-- SET TASKS --
(a) In the data compression thread, what does Oliver Stewart say about the classic LZ algorithms?
(b) In the data compression thread, rewrite more briefly the reply that begins "How about storing the SHA-512 hash", keeping its main facts.
(c) Continue the forum thread on the limits of data compression from the point where it stops.

-- READING PASSAGE --
┏━━

Have we reached the theoretical limits of data compression or is there still room for advancement?

Question

Have we reached the theoretical limits of data compression or is there still room for advancement?

Nathaniel Ross

Attached: file-compression-ch.jpg (200x200, 26K)

February 9, 2019 - 14:55

Other urls found in this thread:

github.com/philipl/pifs
en.wikipedia.org/wiki/Pigeonhole_principle
en.wikipedia.org/wiki/Kolmogorov_complexity.
twitter.com/SFWRedditVideos

Ryder Reed

I've heard pied piper has had some advancements but that's practically it.

February 9, 2019 - 15:05

Dylan Miller

nice meme

February 9, 2019 - 15:09

Jordan Stewart

github.com/philipl/pifs

Once we have quantum computers it might become viable

February 9, 2019 - 15:11

Jack Murphy

That's silly, storing the index of the file in pi may require as much storage as storing the file itself.

February 9, 2019 - 15:28

Asher Diaz

How about storing the SHA-512 hash or something and then recreate the file by generating every possible file until the SHA-512 matches? Might get a few false positives but eventually you'll also get the correct file and then you can store which one it was (e.g. 125 collisions so it's the 126th file).

February 9, 2019 - 15:30

Oliver Stewart

The theoretical limit is only asymptotically reachable.
It so happens that the classic LZ algorithms reach the bound asymptotically, so the problem was solved 40 years ago.

February 9, 2019 - 15:31

Eli Diaz

A few collisions? try infinite.
If you understand Pigeonhole principle, you'd know why this is impossible without storing the file itself
en.wikipedia.org/wiki/Pigeonhole_principle

February 9, 2019 - 15:33

Logan Anderson

Yes. Nothing will beat stealth.

┗━━

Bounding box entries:

┏━━

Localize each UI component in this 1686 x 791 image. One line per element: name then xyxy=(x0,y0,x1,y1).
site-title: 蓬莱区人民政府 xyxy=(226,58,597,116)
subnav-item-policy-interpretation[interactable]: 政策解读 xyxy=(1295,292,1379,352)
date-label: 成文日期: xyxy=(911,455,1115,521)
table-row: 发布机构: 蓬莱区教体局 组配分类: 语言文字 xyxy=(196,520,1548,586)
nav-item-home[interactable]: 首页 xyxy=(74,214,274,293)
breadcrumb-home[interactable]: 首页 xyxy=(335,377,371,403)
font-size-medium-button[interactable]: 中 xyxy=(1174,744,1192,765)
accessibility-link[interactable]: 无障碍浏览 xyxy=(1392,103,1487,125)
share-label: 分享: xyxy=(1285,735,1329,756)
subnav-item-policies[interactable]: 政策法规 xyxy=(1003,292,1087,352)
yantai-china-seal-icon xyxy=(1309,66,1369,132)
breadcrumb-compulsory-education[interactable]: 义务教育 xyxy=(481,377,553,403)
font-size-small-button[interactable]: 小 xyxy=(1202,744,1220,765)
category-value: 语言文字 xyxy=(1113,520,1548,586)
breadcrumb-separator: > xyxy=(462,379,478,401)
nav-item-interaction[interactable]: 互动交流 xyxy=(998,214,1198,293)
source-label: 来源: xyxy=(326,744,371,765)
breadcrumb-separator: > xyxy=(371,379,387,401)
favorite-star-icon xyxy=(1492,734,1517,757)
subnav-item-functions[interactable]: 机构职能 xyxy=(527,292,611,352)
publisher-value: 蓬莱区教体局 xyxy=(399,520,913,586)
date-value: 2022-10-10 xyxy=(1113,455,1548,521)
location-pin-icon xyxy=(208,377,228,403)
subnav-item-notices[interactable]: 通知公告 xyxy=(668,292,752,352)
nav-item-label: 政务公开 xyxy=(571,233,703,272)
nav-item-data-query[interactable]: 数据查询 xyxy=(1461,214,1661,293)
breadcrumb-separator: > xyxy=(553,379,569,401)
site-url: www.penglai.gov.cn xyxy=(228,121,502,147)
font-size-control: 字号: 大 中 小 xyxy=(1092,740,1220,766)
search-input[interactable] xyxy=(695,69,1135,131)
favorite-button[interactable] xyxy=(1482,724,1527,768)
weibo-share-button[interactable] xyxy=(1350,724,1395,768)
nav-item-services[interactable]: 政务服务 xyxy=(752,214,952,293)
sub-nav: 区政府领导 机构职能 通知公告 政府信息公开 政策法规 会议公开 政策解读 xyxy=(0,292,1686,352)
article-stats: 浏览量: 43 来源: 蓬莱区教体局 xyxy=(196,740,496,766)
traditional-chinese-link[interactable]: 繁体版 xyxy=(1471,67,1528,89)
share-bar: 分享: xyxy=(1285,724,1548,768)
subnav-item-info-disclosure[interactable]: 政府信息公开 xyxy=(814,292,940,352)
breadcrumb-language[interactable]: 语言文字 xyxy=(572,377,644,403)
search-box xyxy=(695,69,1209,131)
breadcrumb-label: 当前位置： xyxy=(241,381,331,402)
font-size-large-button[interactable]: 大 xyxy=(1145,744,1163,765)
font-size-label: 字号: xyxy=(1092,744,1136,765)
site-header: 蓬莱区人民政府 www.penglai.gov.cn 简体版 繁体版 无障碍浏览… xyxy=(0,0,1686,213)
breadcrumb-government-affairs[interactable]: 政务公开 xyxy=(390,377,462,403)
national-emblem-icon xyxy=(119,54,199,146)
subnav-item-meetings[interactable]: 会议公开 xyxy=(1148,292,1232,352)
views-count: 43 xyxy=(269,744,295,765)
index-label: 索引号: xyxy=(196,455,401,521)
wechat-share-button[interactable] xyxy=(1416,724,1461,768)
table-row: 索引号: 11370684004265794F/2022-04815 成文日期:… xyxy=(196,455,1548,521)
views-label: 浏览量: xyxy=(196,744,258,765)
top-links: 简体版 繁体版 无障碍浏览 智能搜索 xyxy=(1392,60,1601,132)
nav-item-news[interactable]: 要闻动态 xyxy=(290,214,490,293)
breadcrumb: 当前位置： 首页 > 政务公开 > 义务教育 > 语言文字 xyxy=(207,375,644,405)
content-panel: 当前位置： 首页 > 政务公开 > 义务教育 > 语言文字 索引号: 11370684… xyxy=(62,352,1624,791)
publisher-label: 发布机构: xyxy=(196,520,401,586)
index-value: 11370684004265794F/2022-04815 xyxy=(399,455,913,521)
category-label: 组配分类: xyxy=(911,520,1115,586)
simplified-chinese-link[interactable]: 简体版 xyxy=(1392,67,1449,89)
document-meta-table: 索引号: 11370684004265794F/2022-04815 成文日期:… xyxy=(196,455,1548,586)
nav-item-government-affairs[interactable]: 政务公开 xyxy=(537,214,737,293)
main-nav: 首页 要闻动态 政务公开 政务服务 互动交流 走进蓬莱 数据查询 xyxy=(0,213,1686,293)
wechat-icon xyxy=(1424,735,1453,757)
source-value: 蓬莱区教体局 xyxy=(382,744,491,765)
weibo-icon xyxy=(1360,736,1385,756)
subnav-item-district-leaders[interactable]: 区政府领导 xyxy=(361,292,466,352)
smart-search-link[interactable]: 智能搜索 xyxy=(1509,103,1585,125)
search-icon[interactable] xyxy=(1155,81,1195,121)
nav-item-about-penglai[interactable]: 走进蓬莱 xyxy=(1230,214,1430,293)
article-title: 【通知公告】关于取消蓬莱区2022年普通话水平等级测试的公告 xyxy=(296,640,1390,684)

┗━━

-- RESULTS FOR EACH TASK --
(a) They reach the theoretical bound asymptotically, so the problem was solved 40 years ago.

(b) Store a file's SHA-512 hash, then rebuild the file by generating every possible file until the hash matches. There may be some false positives, but the correct file will eventually appear, and you can record its position among the matches, for example the 126th file after 125 collisions.

(c)
February 9, 2019 - 15:36

Connor Williams

Don't worry I've improved it even more: store the file size of the original file and you only have to generate the possible combinations of ones and zeroes until you get a matching hash

February 9, 2019 - 15:43

Gabriel Ortiz

You just added a few extra bits to the hash...

February 9, 2019 - 15:46

Robert Wright

theres a lot of advancements being made, for example, micro-compression. This is where the data can be compressed so that each bit is only 2 atoms wide

February 9, 2019 - 15:47

Ethan Reed

Yes but if you have a known file size then you do at least have a finite amount of possible combinations

February 9, 2019 - 15:49

Logan Ward

I've actually given this a lot of thought. If you store the file size, multiple hashes of different kinds like sha2, md5 etc. and perhaps even the file type. then maybe it would be possible to reduce the amount of collisions to a manageable amount.
But this requires an unlimited processing power to be feasible anyway

February 9, 2019 - 15:57

Blake Hall

All form of encryption is a tradeoff between CPU time and storage space. This is just a very extreme form.

February 9, 2019 - 16:03

Jose Moore

It doesn't really matter if compression gets better because storage space and bandwidth is exploding.

February 9, 2019 - 16:27

Leo Martin

Wasn't their some guy that claimed to be able to compress files by 99%, but it turned out he was creating shortcuts?

February 9, 2019 - 18:24

Adrian Martin

>and then recreate the file by generating every possible file
do you realize just how rapidly this becomes impossible? Lets say you have a 64-byte file, which is smaller than this post is. It would take you billions of years at billions of files per second to create all possible 64-byte files. Now do it with a 400KB image file.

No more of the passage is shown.